**Lesetext**
_ _ _
Tuncel: „Die Sicherheit meiner Familie ist gefährdet!“

Nach einem tätlichen Angriff auf die Familie der alevitischen Journalistin Ruken Tuncel in Istanbul fürchtet die Bianet-Redakteurin um das Leben ihrer Angehörigen.

Das AKP/MHP-Regime schürt mit seiner Hetze und Kriegspolitik Rassismus und Hass in der Gesellschaft. Das bekommen besonders kritische Journalistinnen und Journalisten sowie ihre Angehörigen zu spüren. Die Familie von Ruken Tuncel, Redakteurin der regimekritischen Nachrichtenplattform Bianet, wurde am Abend des 10. August von Nachbarn vor ihrer Wohnung im Istanbuler Stadtteil Beylikdüzü tätlich angegriffen. Die Nachbarn attackierten ihre Schwester, beschimpften sie und bedrohten die Familie mit dem Tod.

Ich bin der Staat, ich bin die Polizei"
_ _ _
**Datenteil**
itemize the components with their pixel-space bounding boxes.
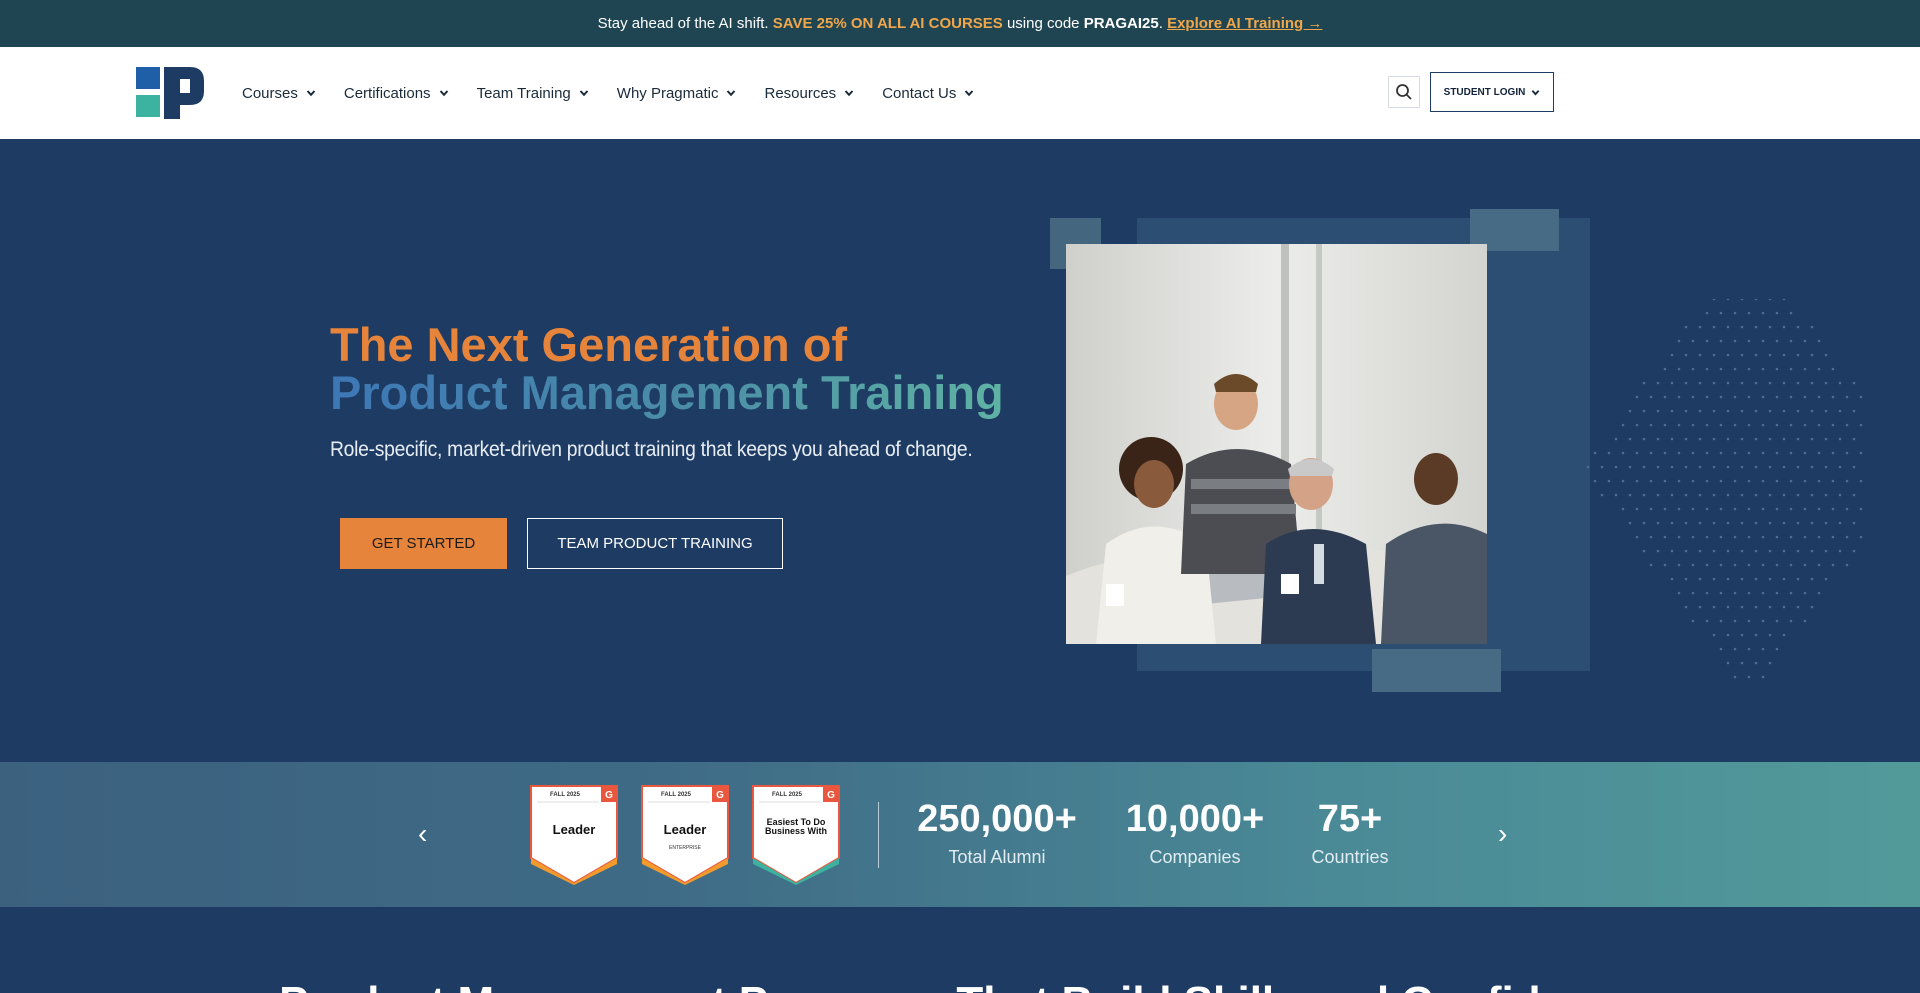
search-button[interactable]	[1388, 76, 1420, 108]
badge-title: Leader	[664, 822, 707, 837]
carousel-prev-arrow[interactable]: ‹	[418, 818, 427, 850]
nav-resources[interactable]: Resources	[764, 85, 854, 102]
stat-value: 10,000+	[1125, 798, 1265, 840]
nav-certifications[interactable]: Certifications	[344, 85, 449, 102]
stat-label: Countries	[1311, 847, 1389, 867]
hero-title-line2: Product Management Training	[330, 366, 1004, 419]
promo-text: Stay ahead of the AI shift.	[597, 15, 773, 32]
svg-text:G: G	[716, 790, 724, 801]
student-login-label: STUDENT LOGIN	[1443, 86, 1526, 98]
badge-season: FALL 2025	[661, 792, 692, 798]
badge-title: Leader	[553, 822, 596, 837]
promo-highlight: SAVE 25% ON ALL AI COURSES	[772, 15, 1003, 32]
promo-bar: Stay ahead of the AI shift. SAVE 25% ON …	[0, 0, 1920, 47]
stat-value: 250,000+	[917, 798, 1077, 840]
svg-text:G: G	[605, 790, 613, 801]
explore-ai-training-link[interactable]: Explore AI Training →	[1167, 15, 1322, 32]
nav-label: Certifications	[343, 84, 431, 102]
g2-badge-easiest-to-do-business: G FALL 2025 Easiest To Do Business With	[751, 784, 841, 885]
dot-pattern	[1586, 299, 1863, 679]
stat-countries: 75+ Countries	[1310, 798, 1390, 868]
nav-label: Contact Us	[882, 84, 957, 102]
stats-strip: ‹ G FALL 2025 Leader G FALL 2025 Leader …	[0, 762, 1920, 907]
student-login-button[interactable]: STUDENT LOGIN	[1430, 72, 1554, 112]
badge-season: FALL 2025	[772, 792, 803, 798]
chevron-down-icon	[844, 90, 854, 97]
g2-badge-leader: G FALL 2025 Leader	[529, 784, 619, 885]
hero-title-line1: The Next Generation of	[330, 318, 848, 371]
get-started-button[interactable]: GET STARTED	[340, 518, 507, 569]
pragmatic-logo[interactable]	[136, 65, 206, 119]
stat-value: 75+	[1317, 798, 1383, 840]
g2-badge-leader-enterprise: G FALL 2025 Leader ENTERPRISE	[640, 784, 730, 885]
nav-label: Resources	[764, 84, 837, 102]
team-product-training-button[interactable]: TEAM PRODUCT TRAINING	[527, 518, 783, 569]
chevron-down-icon	[1532, 89, 1540, 95]
nav-team-training[interactable]: Team Training	[477, 85, 589, 102]
nav-why-pragmatic[interactable]: Why Pragmatic	[617, 85, 737, 102]
nav-label: Courses	[242, 84, 298, 102]
nav-contact-us[interactable]: Contact Us	[882, 85, 974, 102]
hero-team-photo	[1066, 244, 1487, 644]
main-nav: Courses Certifications Team Training Why…	[242, 47, 1002, 139]
stat-alumni: 250,000+ Total Alumni	[917, 798, 1077, 868]
stat-label: Companies	[1149, 847, 1241, 867]
nav-label: Team Training	[476, 84, 571, 102]
stat-companies: 10,000+ Companies	[1125, 798, 1265, 868]
badge-title: Easiest To Do Business With	[765, 818, 827, 836]
promo-code: PRAGAI25	[1083, 15, 1159, 32]
section-heading: Product Management Programs That Build S…	[0, 978, 1920, 993]
stats-divider	[878, 802, 879, 868]
decorative-square	[1372, 649, 1501, 692]
search-icon	[1396, 84, 1412, 100]
badge-season: FALL 2025	[550, 792, 581, 798]
nav-label: Why Pragmatic	[616, 84, 719, 102]
chevron-down-icon	[306, 90, 316, 97]
hero-subtitle: Role-specific, market-driven product tra…	[330, 438, 973, 461]
chevron-down-icon	[439, 90, 448, 97]
stat-label: Total Alumni	[948, 847, 1046, 867]
promo-text-2: using code	[1002, 15, 1084, 32]
chevron-down-icon	[727, 90, 736, 97]
programs-section: Product Management Programs That Build S…	[0, 907, 1920, 993]
chevron-down-icon	[965, 90, 974, 97]
svg-text:G: G	[827, 790, 835, 801]
badge-subtitle: ENTERPRISE	[669, 845, 702, 851]
carousel-next-arrow[interactable]: ›	[1498, 818, 1507, 850]
promo-text-3: .	[1158, 15, 1168, 32]
hero-section: The Next Generation of Product Managemen…	[0, 139, 1920, 762]
site-header: Courses Certifications Team Training Why…	[0, 47, 1920, 139]
chevron-down-icon	[579, 90, 589, 97]
nav-courses[interactable]: Courses	[242, 85, 316, 102]
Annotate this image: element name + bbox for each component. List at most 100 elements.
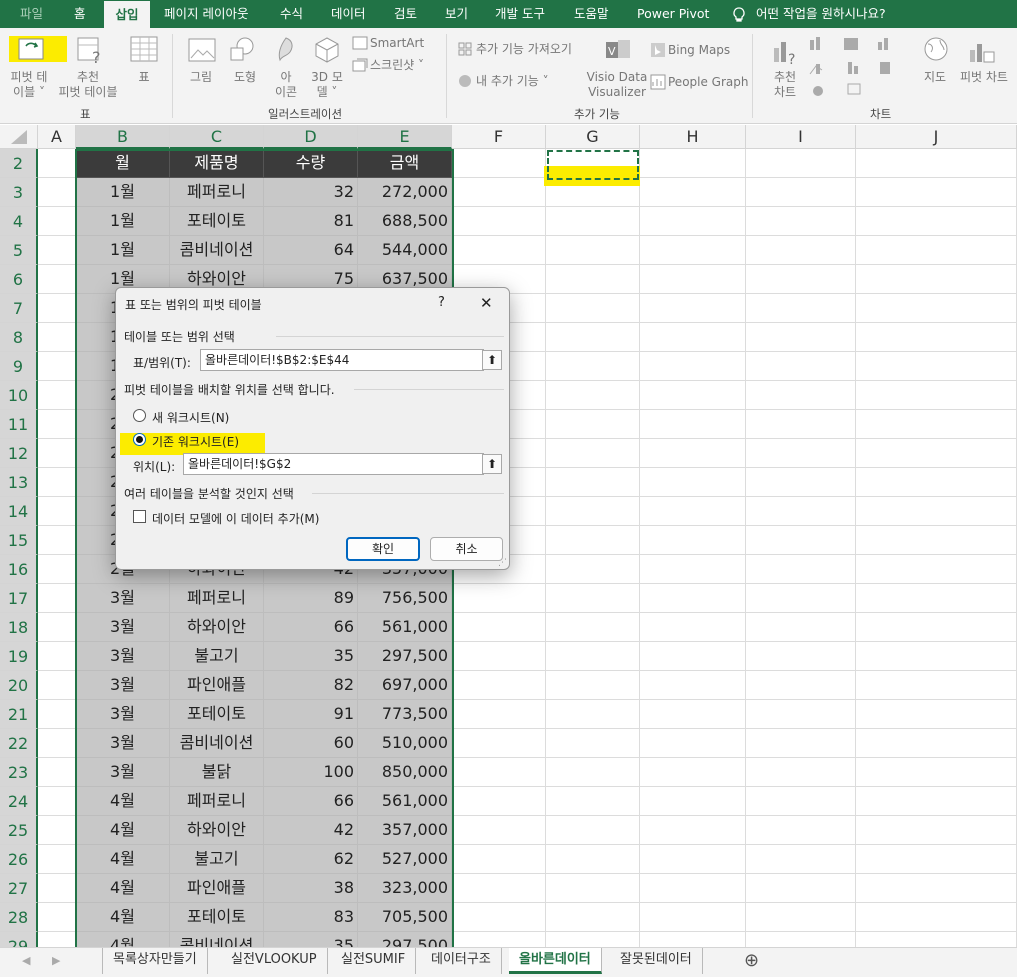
tell-me-search[interactable]: 어떤 작업을 원하시나요?: [756, 0, 886, 28]
grid-cell[interactable]: [856, 932, 1017, 947]
grid-cell[interactable]: [640, 613, 746, 642]
grid-cell[interactable]: [746, 352, 856, 381]
grid-cell[interactable]: [856, 729, 1017, 758]
col-header-d[interactable]: D: [264, 125, 358, 149]
picture-label[interactable]: 그림: [186, 70, 216, 85]
row-header[interactable]: 5: [0, 236, 38, 265]
grid-cell[interactable]: [640, 729, 746, 758]
row-header[interactable]: 3: [0, 178, 38, 207]
visio-icon[interactable]: V: [604, 38, 632, 68]
row-header[interactable]: 6: [0, 265, 38, 294]
row-header[interactable]: 8: [0, 323, 38, 352]
grid-cell[interactable]: [452, 816, 546, 845]
quantity-cell[interactable]: 35: [264, 642, 358, 671]
table-icon[interactable]: [130, 36, 158, 68]
grid-cell[interactable]: [746, 584, 856, 613]
header-cell[interactable]: 월: [76, 149, 170, 178]
pivot-table-icon[interactable]: [18, 38, 46, 66]
grid-cell[interactable]: [452, 671, 546, 700]
people-graph-label[interactable]: People Graph: [668, 75, 749, 90]
icons-icon[interactable]: [272, 36, 300, 68]
grid-cell[interactable]: [856, 642, 1017, 671]
grid-cell[interactable]: [746, 497, 856, 526]
month-cell[interactable]: 3월: [76, 613, 170, 642]
amount-cell[interactable]: 297,500: [358, 932, 452, 947]
col-header-j[interactable]: J: [856, 125, 1017, 149]
month-cell[interactable]: 1월: [76, 178, 170, 207]
grid-cell[interactable]: [452, 642, 546, 671]
row-header[interactable]: 12: [0, 439, 38, 468]
product-cell[interactable]: 불고기: [170, 845, 264, 874]
grid-cell[interactable]: [546, 758, 640, 787]
grid-cell[interactable]: [38, 323, 76, 352]
row-header[interactable]: 14: [0, 497, 38, 526]
row-header[interactable]: 21: [0, 700, 38, 729]
row-header[interactable]: 20: [0, 671, 38, 700]
grid-cell[interactable]: [746, 642, 856, 671]
recommended-pivot-icon[interactable]: ?: [76, 36, 106, 70]
ok-button[interactable]: 확인: [346, 537, 420, 561]
row-header[interactable]: 2: [0, 149, 38, 178]
grid-cell[interactable]: [452, 149, 546, 178]
sheet-tab[interactable]: 목록상자만들기: [102, 948, 208, 974]
col-header-h[interactable]: H: [640, 125, 746, 149]
grid-cell[interactable]: [746, 903, 856, 932]
range-collapse-icon[interactable]: ⬆: [482, 350, 502, 370]
amount-cell[interactable]: 323,000: [358, 874, 452, 903]
product-cell[interactable]: 페퍼로니: [170, 584, 264, 613]
recommended-pivot-label[interactable]: 추천 피벗 테이블: [56, 70, 120, 100]
existing-worksheet-radio[interactable]: [133, 433, 146, 446]
quantity-cell[interactable]: 89: [264, 584, 358, 613]
grid-cell[interactable]: [640, 468, 746, 497]
month-cell[interactable]: 3월: [76, 671, 170, 700]
amount-cell[interactable]: 527,000: [358, 845, 452, 874]
product-cell[interactable]: 파인애플: [170, 671, 264, 700]
col-header-f[interactable]: F: [452, 125, 546, 149]
row-header[interactable]: 23: [0, 758, 38, 787]
grid-cell[interactable]: [546, 381, 640, 410]
grid-cell[interactable]: [856, 323, 1017, 352]
grid-cell[interactable]: [640, 903, 746, 932]
tab-file[interactable]: 파일: [20, 0, 43, 28]
amount-cell[interactable]: 561,000: [358, 787, 452, 816]
icons-label[interactable]: 아 이콘: [272, 70, 300, 100]
grid-cell[interactable]: [38, 816, 76, 845]
tab-developer[interactable]: 개발 도구: [495, 0, 545, 28]
product-cell[interactable]: 불닭: [170, 758, 264, 787]
grid-cell[interactable]: [856, 468, 1017, 497]
grid-cell[interactable]: [546, 526, 640, 555]
grid-cell[interactable]: [856, 613, 1017, 642]
screenshot-icon[interactable]: [352, 58, 368, 76]
header-cell[interactable]: 수량: [264, 149, 358, 178]
grid-cell[interactable]: [452, 903, 546, 932]
grid-cell[interactable]: [546, 236, 640, 265]
maps-icon[interactable]: [922, 36, 950, 68]
grid-cell[interactable]: [546, 352, 640, 381]
grid-cell[interactable]: [640, 497, 746, 526]
grid-cell[interactable]: [640, 874, 746, 903]
grid-cell[interactable]: [640, 816, 746, 845]
grid-cell[interactable]: [640, 236, 746, 265]
month-cell[interactable]: 1월: [76, 236, 170, 265]
screenshot-label[interactable]: 스크린샷 ˅: [370, 58, 424, 73]
header-cell[interactable]: 제품명: [170, 149, 264, 178]
grid-cell[interactable]: [38, 903, 76, 932]
grid-cell[interactable]: [38, 526, 76, 555]
grid-cell[interactable]: [452, 700, 546, 729]
grid-cell[interactable]: [746, 816, 856, 845]
month-cell[interactable]: 3월: [76, 700, 170, 729]
quantity-cell[interactable]: 91: [264, 700, 358, 729]
row-header[interactable]: 28: [0, 903, 38, 932]
row-header[interactable]: 7: [0, 294, 38, 323]
grid-cell[interactable]: [546, 410, 640, 439]
row-header[interactable]: 22: [0, 729, 38, 758]
grid-cell[interactable]: [856, 149, 1017, 178]
grid-cell[interactable]: [546, 903, 640, 932]
grid-cell[interactable]: [746, 149, 856, 178]
quantity-cell[interactable]: 64: [264, 236, 358, 265]
row-header[interactable]: 27: [0, 874, 38, 903]
grid-cell[interactable]: [546, 671, 640, 700]
grid-cell[interactable]: [640, 149, 746, 178]
grid-cell[interactable]: [856, 700, 1017, 729]
sheet-tab[interactable]: 실전SUMIF: [331, 948, 417, 974]
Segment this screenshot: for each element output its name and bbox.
_ _ _
**Übungsaufgaben**
**A)** Schreiben Sie aus dem Text über den Angriff auf die Familie von Ruken Tuncel den Abschnitt wortgetreu ab, beginnend mit „Nach einem tätlichen“ und weiter bis einschließlich „mit dem Tod.“.
**B)** Überarbeiten Sie in der Auflistung nur die Zeilen, beginnend mit der Zeile mit „76, 1420, 108]“ und weiter bis einschließlich der Zeile mit „85, 974, 102]“. Geben Sie diese Zeilen wieder, ersetzen Sie darin „chevron-down-icon“ durch „arrow-down-icon“ und lassen Sie alles andere unverändert.

**Lösungen**
**A)**
Nach einem tätlichen Angriff auf die Familie der alevitischen Journalistin Ruken Tuncel in Istanbul fürchtet die Bianet-Redakteurin um das Leben ihrer Angehörigen.

Das AKP/MHP-Regime schürt mit seiner Hetze und Kriegspolitik Rassismus und Hass in der Gesellschaft. Das bekommen besonders kritische Journalistinnen und Journalisten sowie ihre Angehörigen zu spüren. Die Familie von Ruken Tuncel, Redakteurin der regimekritischen Nachrichtenplattform Bianet, wurde am Abend des 10. August von Nachbarn vor ihrer Wohnung im Istanbuler Stadtteil Beylikdüzü tätlich angegriffen. Die Nachbarn attackierten ihre Schwester, beschimpften sie und bedrohten die Familie mit dem Tod.

**B)**
search-button[interactable]	[1388, 76, 1420, 108]
badge-title: Leader	[664, 822, 707, 837]
carousel-prev-arrow[interactable]: ‹	[418, 818, 427, 850]
nav-resources[interactable]: Resources	[764, 85, 854, 102]
stat-value: 10,000+	[1125, 798, 1265, 840]
nav-certifications[interactable]: Certifications	[344, 85, 449, 102]
stat-label: Countries	[1311, 847, 1389, 867]
hero-title-line2: Product Management Training	[330, 366, 1004, 419]
promo-text: Stay ahead of the AI shift.	[597, 15, 773, 32]
svg-text:G: G	[716, 790, 724, 801]
student-login-label: STUDENT LOGIN	[1443, 86, 1526, 98]
badge-season: FALL 2025	[661, 792, 692, 798]
badge-title: Leader	[553, 822, 596, 837]
promo-highlight: SAVE 25% ON ALL AI COURSES	[772, 15, 1003, 32]
promo-bar: Stay ahead of the AI shift. SAVE 25% ON …	[0, 0, 1920, 47]
stat-value: 250,000+	[917, 798, 1077, 840]
svg-text:G: G	[605, 790, 613, 801]
explore-ai-training-link[interactable]: Explore AI Training →	[1167, 15, 1322, 32]
nav-label: Certifications	[343, 84, 431, 102]
g2-badge-easiest-to-do-business: G FALL 2025 Easiest To Do Business With	[751, 784, 841, 885]
dot-pattern	[1586, 299, 1863, 679]
stat-countries: 75+ Countries	[1310, 798, 1390, 868]
nav-label: Contact Us	[882, 84, 957, 102]
stats-strip: ‹ G FALL 2025 Leader G FALL 2025 Leader …	[0, 762, 1920, 907]
student-login-button[interactable]: STUDENT LOGIN	[1430, 72, 1554, 112]
badge-season: FALL 2025	[772, 792, 803, 798]
arrow-down-icon	[844, 90, 854, 97]
g2-badge-leader: G FALL 2025 Leader	[529, 784, 619, 885]
hero-title-line1: The Next Generation of	[330, 318, 848, 371]
get-started-button[interactable]: GET STARTED	[340, 518, 507, 569]
pragmatic-logo[interactable]	[136, 65, 206, 119]
stat-value: 75+	[1317, 798, 1383, 840]
g2-badge-leader-enterprise: G FALL 2025 Leader ENTERPRISE	[640, 784, 730, 885]
nav-label: Resources	[764, 84, 837, 102]
team-product-training-button[interactable]: TEAM PRODUCT TRAINING	[527, 518, 783, 569]
arrow-down-icon	[1532, 89, 1540, 95]
nav-team-training[interactable]: Team Training	[477, 85, 589, 102]
nav-why-pragmatic[interactable]: Why Pragmatic	[617, 85, 737, 102]
nav-label: Courses	[242, 84, 298, 102]
nav-contact-us[interactable]: Contact Us	[882, 85, 974, 102]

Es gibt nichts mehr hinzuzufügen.